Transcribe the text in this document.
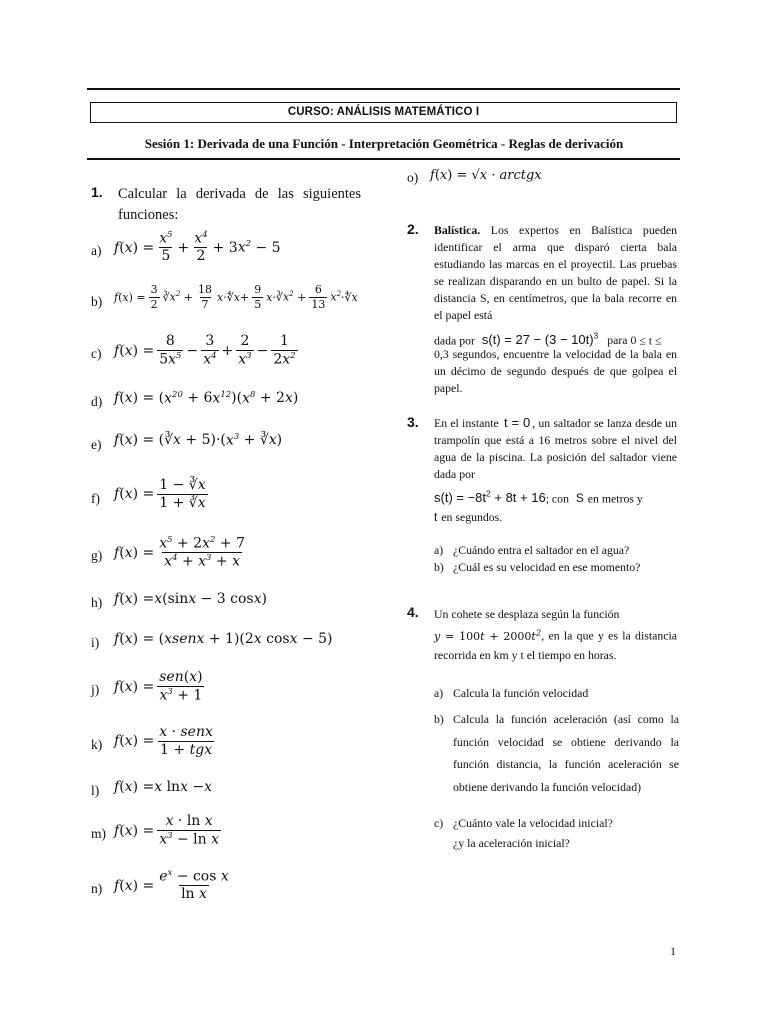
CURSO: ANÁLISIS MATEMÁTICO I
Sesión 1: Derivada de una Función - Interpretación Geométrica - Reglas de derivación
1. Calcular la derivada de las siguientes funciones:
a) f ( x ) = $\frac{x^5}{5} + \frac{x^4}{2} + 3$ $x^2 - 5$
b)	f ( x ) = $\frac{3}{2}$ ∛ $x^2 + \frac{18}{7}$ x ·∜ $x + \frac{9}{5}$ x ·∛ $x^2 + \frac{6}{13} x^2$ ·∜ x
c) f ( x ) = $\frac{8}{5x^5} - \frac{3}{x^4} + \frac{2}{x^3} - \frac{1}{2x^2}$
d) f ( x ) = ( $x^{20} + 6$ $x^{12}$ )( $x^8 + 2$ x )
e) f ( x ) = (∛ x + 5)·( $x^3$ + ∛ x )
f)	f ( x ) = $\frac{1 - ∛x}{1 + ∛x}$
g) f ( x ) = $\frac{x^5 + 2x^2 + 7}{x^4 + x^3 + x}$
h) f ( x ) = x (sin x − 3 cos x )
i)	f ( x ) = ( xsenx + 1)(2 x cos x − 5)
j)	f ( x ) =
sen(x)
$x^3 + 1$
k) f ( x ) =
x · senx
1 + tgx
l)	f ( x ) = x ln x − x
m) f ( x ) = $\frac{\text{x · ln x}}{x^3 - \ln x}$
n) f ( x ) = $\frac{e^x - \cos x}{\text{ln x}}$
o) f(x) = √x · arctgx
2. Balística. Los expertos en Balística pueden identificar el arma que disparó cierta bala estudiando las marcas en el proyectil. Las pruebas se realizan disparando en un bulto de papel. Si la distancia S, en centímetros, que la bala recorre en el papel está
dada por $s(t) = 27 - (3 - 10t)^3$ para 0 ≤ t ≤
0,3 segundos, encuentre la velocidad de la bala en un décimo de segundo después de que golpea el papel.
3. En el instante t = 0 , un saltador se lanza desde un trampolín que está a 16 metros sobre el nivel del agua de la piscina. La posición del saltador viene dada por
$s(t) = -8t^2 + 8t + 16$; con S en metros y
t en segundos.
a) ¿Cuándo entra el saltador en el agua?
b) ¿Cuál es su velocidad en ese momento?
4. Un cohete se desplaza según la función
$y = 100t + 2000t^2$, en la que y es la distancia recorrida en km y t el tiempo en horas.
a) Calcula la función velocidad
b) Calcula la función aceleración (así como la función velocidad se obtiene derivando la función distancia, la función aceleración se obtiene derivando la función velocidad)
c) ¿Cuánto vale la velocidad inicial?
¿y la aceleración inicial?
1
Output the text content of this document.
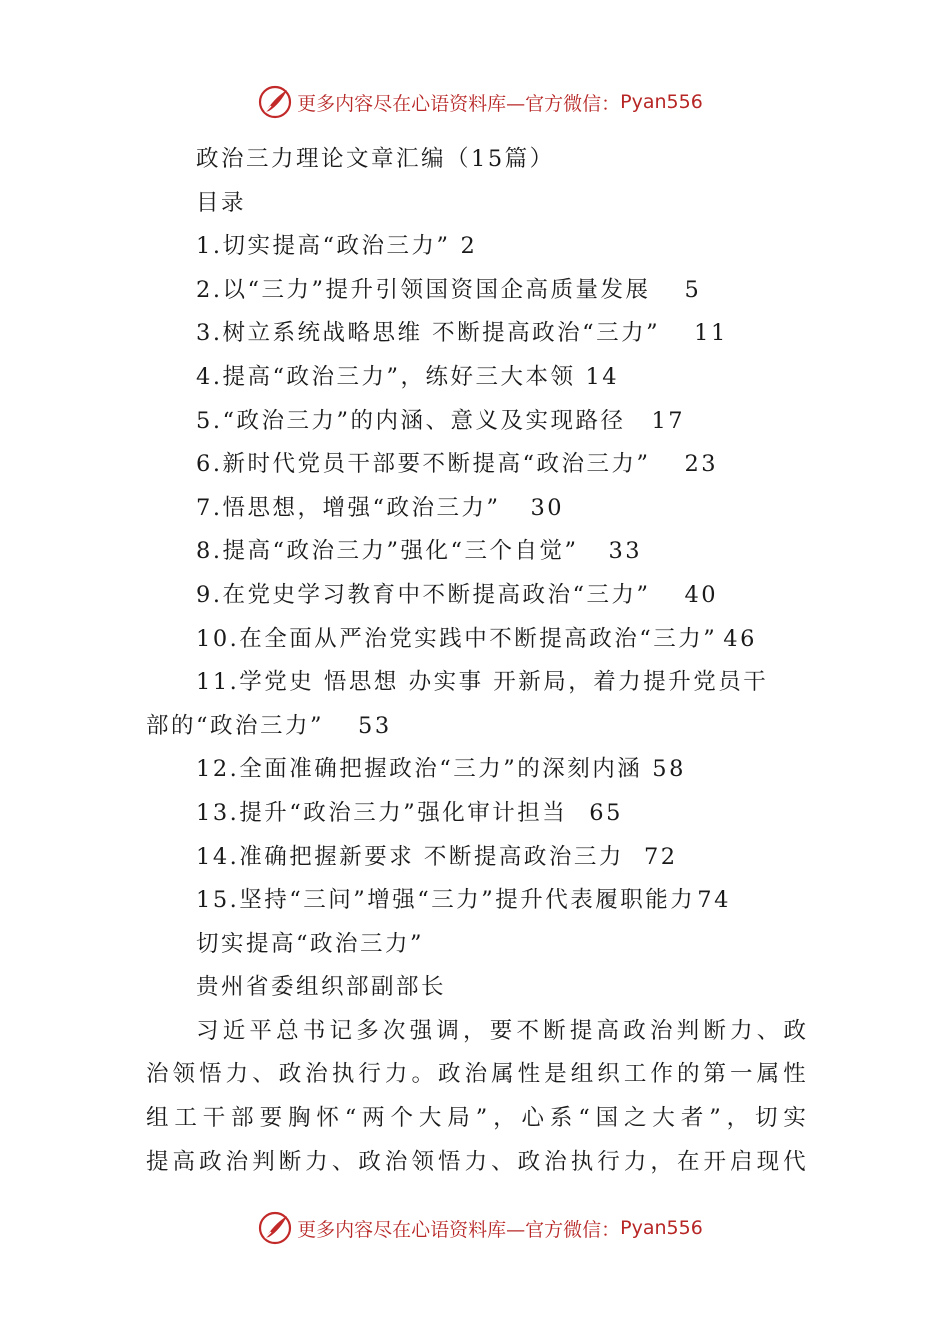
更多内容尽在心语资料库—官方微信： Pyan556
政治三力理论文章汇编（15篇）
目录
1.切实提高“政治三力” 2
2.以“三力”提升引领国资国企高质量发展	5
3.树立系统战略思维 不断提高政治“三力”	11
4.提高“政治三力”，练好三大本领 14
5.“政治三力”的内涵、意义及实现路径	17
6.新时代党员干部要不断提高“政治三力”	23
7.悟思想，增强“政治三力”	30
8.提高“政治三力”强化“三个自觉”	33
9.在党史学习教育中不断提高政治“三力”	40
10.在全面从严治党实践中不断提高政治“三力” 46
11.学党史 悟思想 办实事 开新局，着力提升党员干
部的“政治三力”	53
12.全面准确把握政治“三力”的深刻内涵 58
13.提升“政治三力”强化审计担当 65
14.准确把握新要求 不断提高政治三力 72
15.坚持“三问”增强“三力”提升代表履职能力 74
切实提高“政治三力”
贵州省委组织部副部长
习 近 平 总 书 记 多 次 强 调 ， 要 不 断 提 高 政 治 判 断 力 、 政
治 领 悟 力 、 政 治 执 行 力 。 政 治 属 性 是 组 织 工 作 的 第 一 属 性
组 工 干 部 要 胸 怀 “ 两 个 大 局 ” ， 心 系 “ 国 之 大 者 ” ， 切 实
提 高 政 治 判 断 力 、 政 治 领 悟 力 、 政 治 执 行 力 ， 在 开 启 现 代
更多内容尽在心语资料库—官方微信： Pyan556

+++

• **Given task**: Scan the material line by line and report each one that contains "distancia".

• **Expected answer**:
2. Balística. Los expertos en Balística pueden identificar el arma que disparó cierta bala estudiando las marcas en el proyectil. Las pruebas se realizan disparando en un bulto de papel. Si la distancia S, en centímetros, que la bala recorre en el papel está
$y = 100t + 2000t^2$, en la que y es la distancia recorrida en km y t el tiempo en horas.
b) Calcula la función aceleración (así como la función velocidad se obtiene derivando la función distancia, la función aceleración se obtiene derivando la función velocidad)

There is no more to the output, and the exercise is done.